─── Extracted records ───
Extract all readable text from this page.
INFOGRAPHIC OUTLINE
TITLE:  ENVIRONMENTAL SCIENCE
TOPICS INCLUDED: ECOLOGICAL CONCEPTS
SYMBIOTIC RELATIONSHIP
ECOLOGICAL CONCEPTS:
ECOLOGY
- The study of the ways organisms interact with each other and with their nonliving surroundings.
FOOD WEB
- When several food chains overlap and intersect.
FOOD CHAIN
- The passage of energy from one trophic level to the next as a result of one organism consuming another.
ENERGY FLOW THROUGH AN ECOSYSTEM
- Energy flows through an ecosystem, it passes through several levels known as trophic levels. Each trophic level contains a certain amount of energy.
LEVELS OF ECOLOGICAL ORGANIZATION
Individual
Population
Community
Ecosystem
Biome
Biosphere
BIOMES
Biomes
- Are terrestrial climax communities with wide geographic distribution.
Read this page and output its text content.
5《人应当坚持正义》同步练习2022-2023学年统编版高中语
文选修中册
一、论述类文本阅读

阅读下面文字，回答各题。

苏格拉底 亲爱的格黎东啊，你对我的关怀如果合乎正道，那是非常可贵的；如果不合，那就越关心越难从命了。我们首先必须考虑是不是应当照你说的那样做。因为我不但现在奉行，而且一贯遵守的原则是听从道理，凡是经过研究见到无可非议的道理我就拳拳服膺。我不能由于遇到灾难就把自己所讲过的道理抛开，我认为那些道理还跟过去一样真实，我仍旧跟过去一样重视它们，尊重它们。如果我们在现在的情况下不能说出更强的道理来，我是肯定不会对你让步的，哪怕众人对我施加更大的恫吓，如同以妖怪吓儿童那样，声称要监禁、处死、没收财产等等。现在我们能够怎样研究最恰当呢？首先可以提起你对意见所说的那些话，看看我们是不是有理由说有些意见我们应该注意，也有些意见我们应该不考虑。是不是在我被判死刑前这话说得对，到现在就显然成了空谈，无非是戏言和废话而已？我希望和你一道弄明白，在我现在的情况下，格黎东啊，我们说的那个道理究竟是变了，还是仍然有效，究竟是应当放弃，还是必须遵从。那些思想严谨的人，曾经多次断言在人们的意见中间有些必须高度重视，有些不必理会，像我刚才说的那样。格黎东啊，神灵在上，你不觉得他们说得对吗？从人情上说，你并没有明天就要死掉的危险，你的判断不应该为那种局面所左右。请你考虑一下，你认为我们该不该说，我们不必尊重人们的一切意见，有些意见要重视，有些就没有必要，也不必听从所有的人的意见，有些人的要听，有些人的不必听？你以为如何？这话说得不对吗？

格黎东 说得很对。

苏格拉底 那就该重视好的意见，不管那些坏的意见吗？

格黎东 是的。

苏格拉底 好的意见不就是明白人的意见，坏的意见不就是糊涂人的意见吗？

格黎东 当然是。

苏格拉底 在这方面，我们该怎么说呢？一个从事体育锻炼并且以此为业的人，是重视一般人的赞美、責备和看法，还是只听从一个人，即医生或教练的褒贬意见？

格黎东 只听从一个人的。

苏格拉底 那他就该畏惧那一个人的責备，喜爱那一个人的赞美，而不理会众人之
───
Brief
All lines from the one containing "Read this page and output its text content." through the final line of the listing above are to be reproduced exactly; include both and add nothing.

Final result
Read this page and output its text content.
5《人应当坚持正义》同步练习2022-2023学年统编版高中语
文选修中册
一、论述类文本阅读

阅读下面文字，回答各题。

苏格拉底 亲爱的格黎东啊，你对我的关怀如果合乎正道，那是非常可贵的；如果不合，那就越关心越难从命了。我们首先必须考虑是不是应当照你说的那样做。因为我不但现在奉行，而且一贯遵守的原则是听从道理，凡是经过研究见到无可非议的道理我就拳拳服膺。我不能由于遇到灾难就把自己所讲过的道理抛开，我认为那些道理还跟过去一样真实，我仍旧跟过去一样重视它们，尊重它们。如果我们在现在的情况下不能说出更强的道理来，我是肯定不会对你让步的，哪怕众人对我施加更大的恫吓，如同以妖怪吓儿童那样，声称要监禁、处死、没收财产等等。现在我们能够怎样研究最恰当呢？首先可以提起你对意见所说的那些话，看看我们是不是有理由说有些意见我们应该注意，也有些意见我们应该不考虑。是不是在我被判死刑前这话说得对，到现在就显然成了空谈，无非是戏言和废话而已？我希望和你一道弄明白，在我现在的情况下，格黎东啊，我们说的那个道理究竟是变了，还是仍然有效，究竟是应当放弃，还是必须遵从。那些思想严谨的人，曾经多次断言在人们的意见中间有些必须高度重视，有些不必理会，像我刚才说的那样。格黎东啊，神灵在上，你不觉得他们说得对吗？从人情上说，你并没有明天就要死掉的危险，你的判断不应该为那种局面所左右。请你考虑一下，你认为我们该不该说，我们不必尊重人们的一切意见，有些意见要重视，有些就没有必要，也不必听从所有的人的意见，有些人的要听，有些人的不必听？你以为如何？这话说得不对吗？

格黎东 说得很对。

苏格拉底 那就该重视好的意见，不管那些坏的意见吗？

格黎东 是的。

苏格拉底 好的意见不就是明白人的意见，坏的意见不就是糊涂人的意见吗？

格黎东 当然是。

苏格拉底 在这方面，我们该怎么说呢？一个从事体育锻炼并且以此为业的人，是重视一般人的赞美、責备和看法，还是只听从一个人，即医生或教练的褒贬意见？

格黎东 只听从一个人的。

苏格拉底 那他就该畏惧那一个人的責备，喜爱那一个人的赞美，而不理会众人之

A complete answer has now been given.